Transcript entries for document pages
=== Begin Enclosure ===
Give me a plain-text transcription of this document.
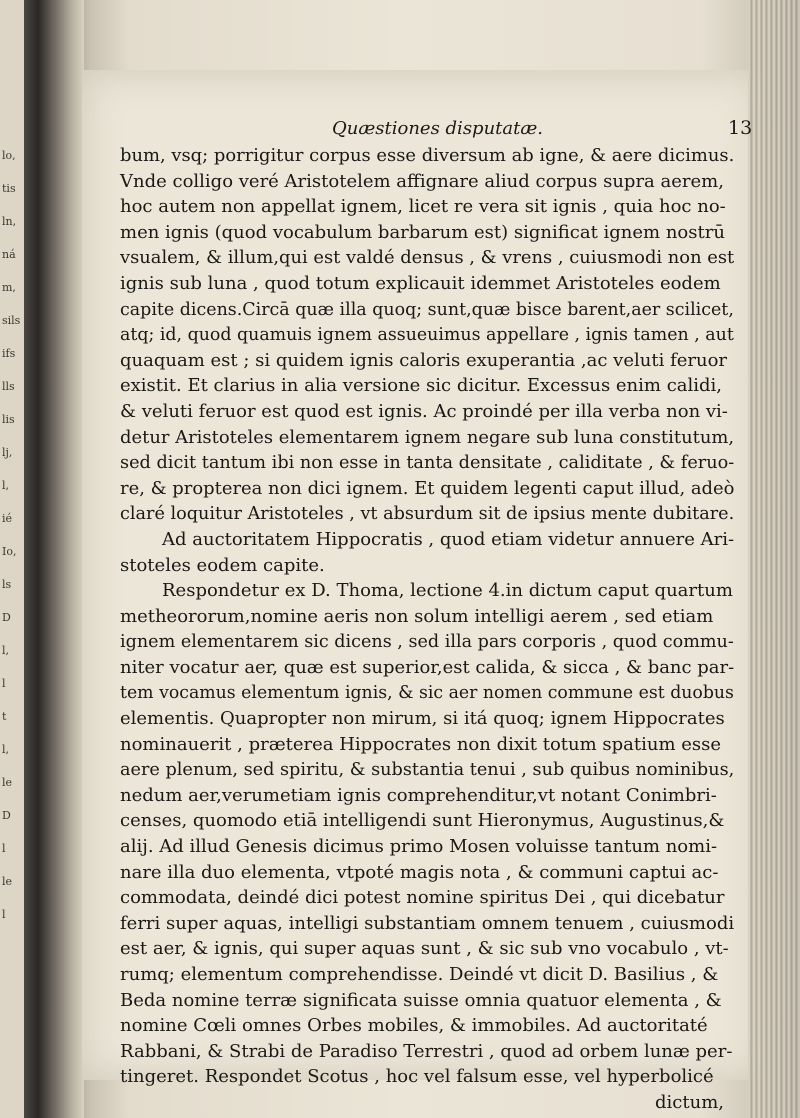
lo,
tis
ln,
ná
m,
sils
ifs
lls
lis
lj,
l,
ié
Io,
ls
D
l,
l
t
l,
le
D
l
le
l
Quæstiones disputatæ.	13
bum, vsq; porrigitur corpus esse diversum ab igne, & aere dicimus.
Vnde colligo veré Aristotelem affignare aliud corpus supra aerem,
hoc autem non appellat ignem, licet re vera sit ignis , quia hoc no-
men ignis (quod vocabulum barbarum est) significat ignem nostrū
vsualem, & illum,qui est valdé densus , & vrens , cuiusmodi non est
ignis sub luna , quod totum explicauit idemmet Aristoteles eodem
capite dicens.Circā quæ illa quoq; sunt,quæ bisce barent,aer scilicet,
atq; id, quod quamuis ignem assueuimus appellare , ignis tamen , aut
quaquam est ; si quidem ignis caloris exuperantia ,ac veluti feruor
existit. Et clarius in alia versione sic dicitur. Excessus enim calidi,
& veluti feruor est quod est ignis. Ac proindé per illa verba non vi-
detur Aristoteles elementarem ignem negare sub luna constitutum,
sed dicit tantum ibi non esse in tanta densitate , caliditate , & feruo-
re, & propterea non dici ignem. Et quidem legenti caput illud, adeò
claré loquitur Aristoteles , vt absurdum sit de ipsius mente dubitare.
Ad auctoritatem Hippocratis , quod etiam videtur annuere Ari-
stoteles eodem capite.
Respondetur ex D. Thoma, lectione 4.in dictum caput quartum
metheororum,nomine aeris non solum intelligi aerem , sed etiam
ignem elementarem sic dicens , sed illa pars corporis , quod commu-
niter vocatur aer, quæ est superior,est calida, & sicca , & banc par-
tem vocamus elementum ignis, & sic aer nomen commune est duobus
elementis. Quapropter non mirum, si itá quoq; ignem Hippocrates
nominauerit , præterea Hippocrates non dixit totum spatium esse
aere plenum, sed spiritu, & substantia tenui , sub quibus nominibus,
nedum aer,verumetiam ignis comprehenditur,vt notant Conimbri-
censes, quomodo etiā intelligendi sunt Hieronymus, Augustinus,&
alij. Ad illud Genesis dicimus primo Mosen voluisse tantum nomi-
nare illa duo elementa, vtpoté magis nota , & communi captui ac-
commodata, deindé dici potest nomine spiritus Dei , qui dicebatur
ferri super aquas, intelligi substantiam omnem tenuem , cuiusmodi
est aer, & ignis, qui super aquas sunt , & sic sub vno vocabulo , vt-
rumq; elementum comprehendisse. Deindé vt dicit D. Basilius , &
Beda nomine terræ significata suisse omnia quatuor elementa , &
nomine Cœli omnes Orbes mobiles, & immobiles. Ad auctoritaté
Rabbani, & Strabi de Paradiso Terrestri , quod ad orbem lunæ per-
tingeret. Respondet Scotus , hoc vel falsum esse, vel hyperbolicé
dictum,
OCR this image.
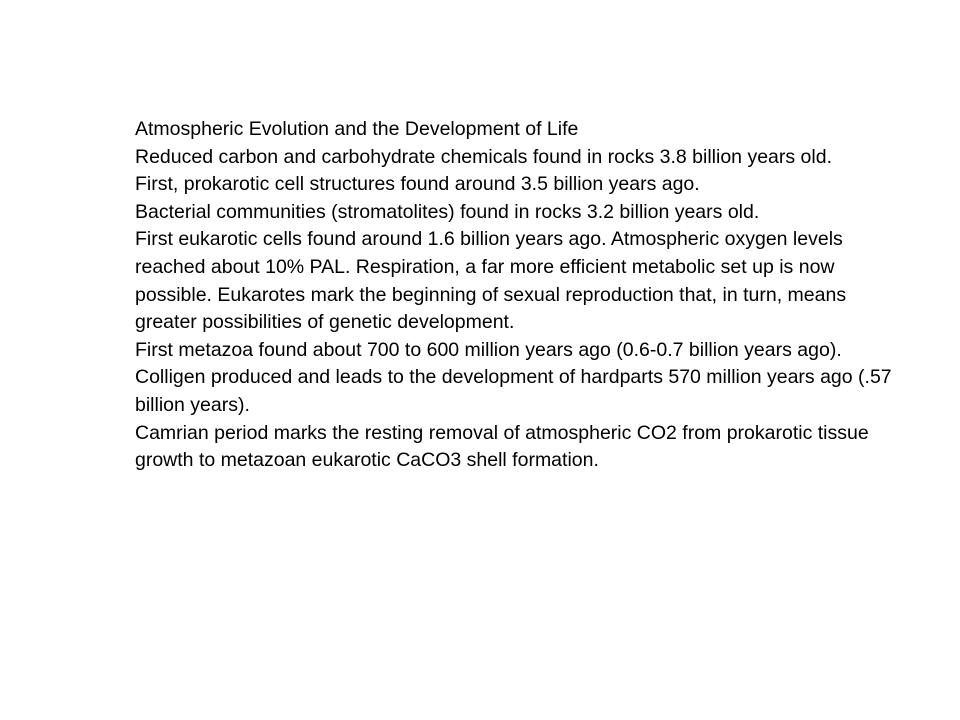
Atmospheric Evolution and the Development of Life

Reduced carbon and carbohydrate chemicals found in rocks 3.8 billion years old.

First, prokarotic cell structures found around 3.5 billion years ago.

Bacterial communities (stromatolites) found in rocks 3.2 billion years old.

First eukarotic cells found around 1.6 billion years ago. Atmospheric oxygen levels reached about 10% PAL. Respiration, a far more efficient metabolic set up is now possible. Eukarotes mark the beginning of sexual reproduction that, in turn, means greater possibilities of genetic development.

First metazoa found about 700 to 600 million years ago (0.6-0.7 billion years ago). Colligen produced and leads to the development of hardparts 570 million years ago (.57 billion years).

Camrian period marks the resting removal of atmospheric CO2 from prokarotic tissue growth to metazoan eukarotic CaCO3 shell formation.
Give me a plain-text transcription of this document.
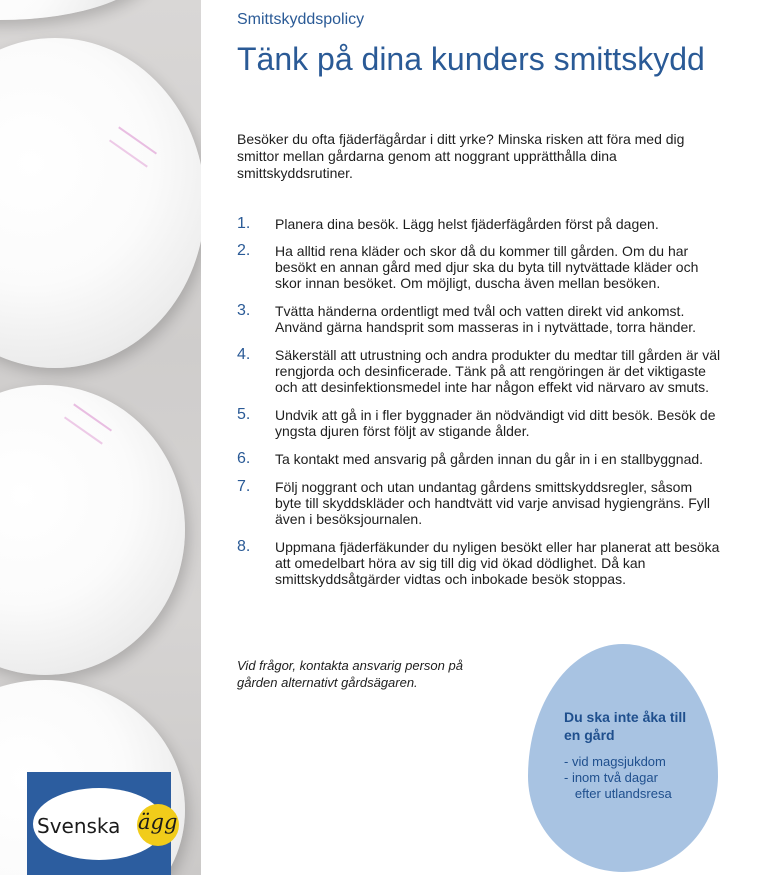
Svenska ägg
Smittskyddspolicy
Tänk på dina kunders smittskydd

Besöker du ofta fjäderfägårdar i ditt yrke? Minska risken att föra med dig smittor mellan gårdarna genom att noggrant upprätthålla dina smittskyddsrutiner.

1. Planera dina besök. Lägg helst fjäderfägården först på dagen.
2. Ha alltid rena kläder och skor då du kommer till gården. Om du har besökt en annan gård med djur ska du byta till nytvättade kläder och skor innan besöket. Om möjligt, duscha även mellan besöken.
3. Tvätta händerna ordentligt med tvål och vatten direkt vid ankomst. Använd gärna handsprit som masseras in i nytvättade, torra händer.
4. Säkerställ att utrustning och andra produkter du medtar till gården är väl rengjorda och desinficerade. Tänk på att rengöringen är det viktigaste och att desinfektionsmedel inte har någon effekt vid närvaro av smuts.
5. Undvik att gå in i fler byggnader än nödvändigt vid ditt besök. Besök de yngsta djuren först följt av stigande ålder.
6. Ta kontakt med ansvarig på gården innan du går in i en stallbyggnad.
7. Följ noggrant och utan undantag gårdens smittskyddsregler, såsom byte till skyddskläder och handtvätt vid varje anvisad hygiengräns. Fyll även i besöksjournalen.
8. Uppmana fjäderfäkunder du nyligen besökt eller har planerat att besöka att omedelbart höra av sig till dig vid ökad dödlighet. Då kan smittskyddsåtgärder vidtas och inbokade besök stoppas.

Vid frågor, kontakta ansvarig person på gården alternativt gårdsägaren.

Du ska inte åka till en gård
- vid magsjukdom
- inom två dagar
efter utlandsresa
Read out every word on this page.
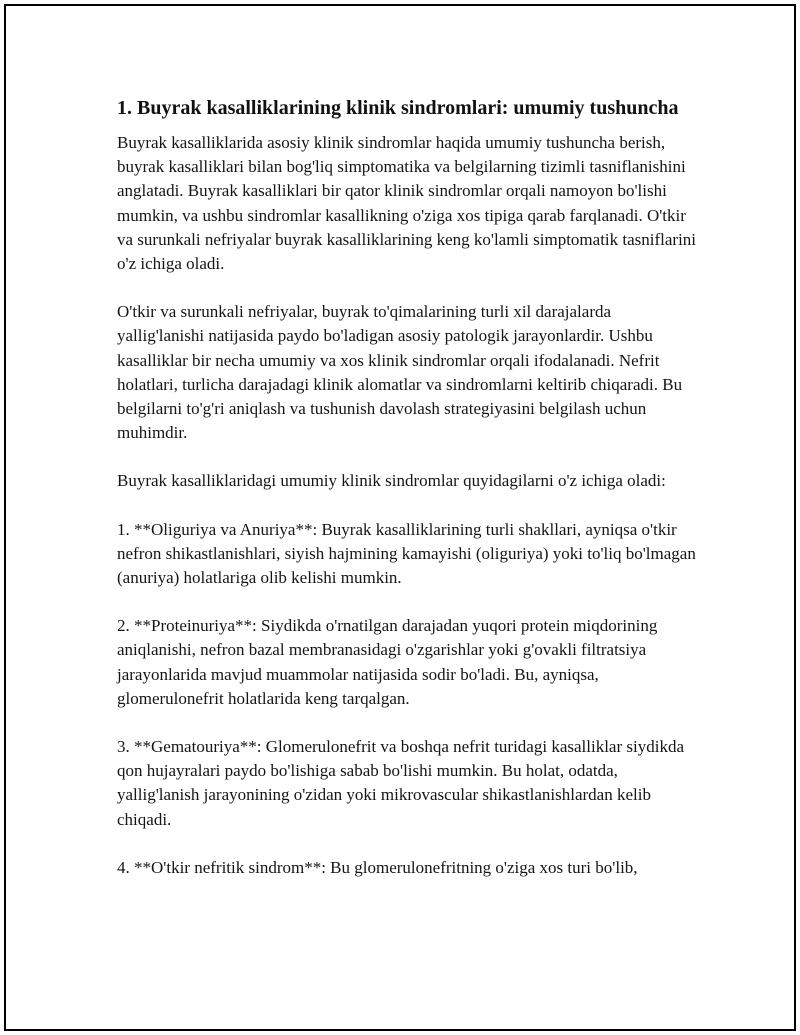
1. Buyrak kasalliklarining klinik sindromlari: umumiy tushuncha

Buyrak kasalliklarida asosiy klinik sindromlar haqida umumiy tushuncha berish, buyrak kasalliklari bilan bog'liq simptomatika va belgilarning tizimli tasniflanishini anglatadi. Buyrak kasalliklari bir qator klinik sindromlar orqali namoyon bo'lishi mumkin, va ushbu sindromlar kasallikning o'ziga xos tipiga qarab farqlanadi. O'tkir va surunkali nefriyalar buyrak kasalliklarining keng ko'lamli simptomatik tasniflarini o'z ichiga oladi.

O'tkir va surunkali nefriyalar, buyrak to'qimalarining turli xil darajalarda yallig'lanishi natijasida paydo bo'ladigan asosiy patologik jarayonlardir. Ushbu kasalliklar bir necha umumiy va xos klinik sindromlar orqali ifodalanadi. Nefrit holatlari, turlicha darajadagi klinik alomatlar va sindromlarni keltirib chiqaradi. Bu belgilarni to'g'ri aniqlash va tushunish davolash strategiyasini belgilash uchun muhimdir.

Buyrak kasalliklaridagi umumiy klinik sindromlar quyidagilarni o'z ichiga oladi:

1. **Oliguriya va Anuriya**: Buyrak kasalliklarining turli shakllari, ayniqsa o'tkir nefron shikastlanishlari, siyish hajmining kamayishi (oliguriya) yoki to'liq bo'lmagan (anuriya) holatlariga olib kelishi mumkin.

2. **Proteinuriya**: Siydikda o'rnatilgan darajadan yuqori protein miqdorining aniqlanishi, nefron bazal membranasidagi o'zgarishlar yoki g'ovakli filtratsiya jarayonlarida mavjud muammolar natijasida sodir bo'ladi. Bu, ayniqsa, glomerulonefrit holatlarida keng tarqalgan.

3. **Gematouriya**: Glomerulonefrit va boshqa nefrit turidagi kasalliklar siydikda qon hujayralari paydo bo'lishiga sabab bo'lishi mumkin. Bu holat, odatda, yallig'lanish jarayonining o'zidan yoki mikrovascular shikastlanishlardan kelib chiqadi.

4. **O'tkir nefritik sindrom**: Bu glomerulonefritning o'ziga xos turi bo'lib,
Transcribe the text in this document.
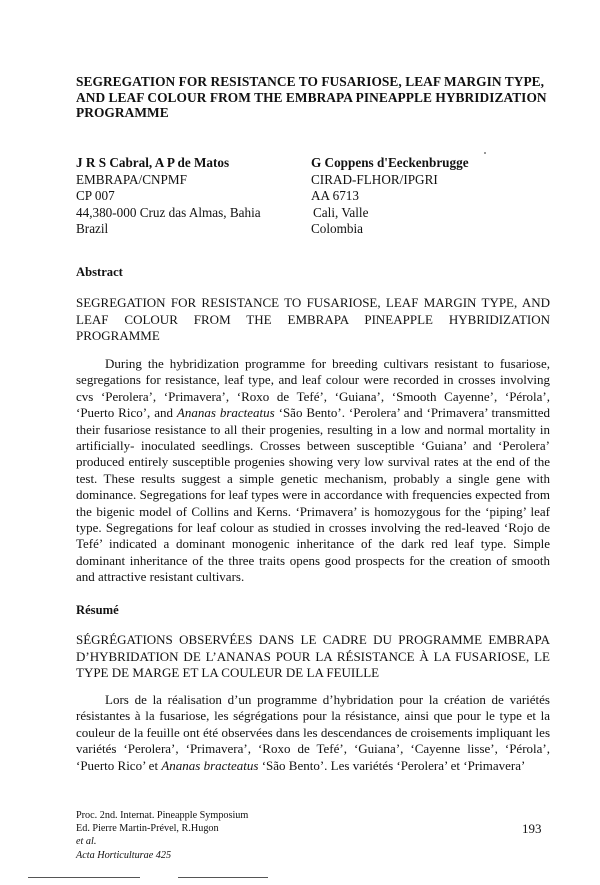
SEGREGATION FOR RESISTANCE TO FUSARIOSE, LEAF MARGIN TYPE, AND LEAF COLOUR FROM THE EMBRAPA PINEAPPLE HYBRIDIZATION PROGRAMME
J R S Cabral, A P de Matos
EMBRAPA/CNPMF
CP 007
44,380-000 Cruz das Almas, Bahia
Brazil
G Coppens d'Eeckenbrugge
CIRAD-FLHOR/IPGRI
AA 6713
Cali, Valle
Colombia
Abstract
SEGREGATION FOR RESISTANCE TO FUSARIOSE, LEAF MARGIN TYPE, AND
LEAF COLOUR FROM THE EMBRAPA PINEAPPLE HYBRIDIZATION
PROGRAMME

During the hybridization programme for breeding cultivars resistant to fusariose, segregations for resistance, leaf type, and leaf colour were recorded in crosses involving cvs ‘Perolera’, ‘Primavera’, ‘Roxo de Tefé’, ‘Guiana’, ‘Smooth Cayenne’, ‘Pérola’, ‘Puerto Rico’, and Ananas bracteatus ‘São Bento’. ‘Perolera’ and ‘Primavera’ transmitted their fusariose resistance to all their progenies, resulting in a low and normal mortality in artificially- inoculated seedlings. Crosses between susceptible ‘Guiana’ and ‘Perolera’ produced entirely susceptible progenies showing very low survival rates at the end of the test. These results suggest a simple genetic mechanism, probably a single gene with dominance. Segregations for leaf types were in accordance with frequencies expected from the bigenic model of Collins and Kerns. ‘Primavera’ is homozygous for the ‘piping’ leaf type. Segregations for leaf colour as studied in crosses involving the red-leaved ‘Rojo de Tefé’ indicated a dominant monogenic inheritance of the dark red leaf type. Simple dominant inheritance of the three traits opens good prospects for the creation of smooth and attractive resistant cultivars.

Résumé
SÉGRÉGATIONS OBSERVÉES DANS LE CADRE DU PROGRAMME EMBRAPA
D’HYBRIDATION DE L’ANANAS POUR LA RÉSISTANCE À LA FUSARIOSE, LE
TYPE DE MARGE ET LA COULEUR DE LA FEUILLE

Lors de la réalisation d’un programme d’hybridation pour la création de variétés résistantes à la fusariose, les ségrégations pour la résistance, ainsi que pour le type et la couleur de la feuille ont été observées dans les descendances de croisements impliquant les variétés ‘Perolera’, ‘Primavera’, ‘Roxo de Tefé’, ‘Guiana’, ‘Cayenne lisse’, ‘Pérola’, ‘Puerto Rico’ et Ananas bracteatus ‘São Bento’. Les variétés ‘Perolera’ et ‘Primavera’

Proc. 2nd. Internat. Pineapple Symposium
Ed. Pierre Martin-Prével, R.Hugon
et al.
Acta Horticulturae 425
193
=== End Enclosure ===
Work order: Each line above with the word "capite" must be returned.

Response to the exercise:
capite dicens.Circā quæ illa quoq; sunt,quæ bisce barent,aer scilicet,
stoteles eodem capite.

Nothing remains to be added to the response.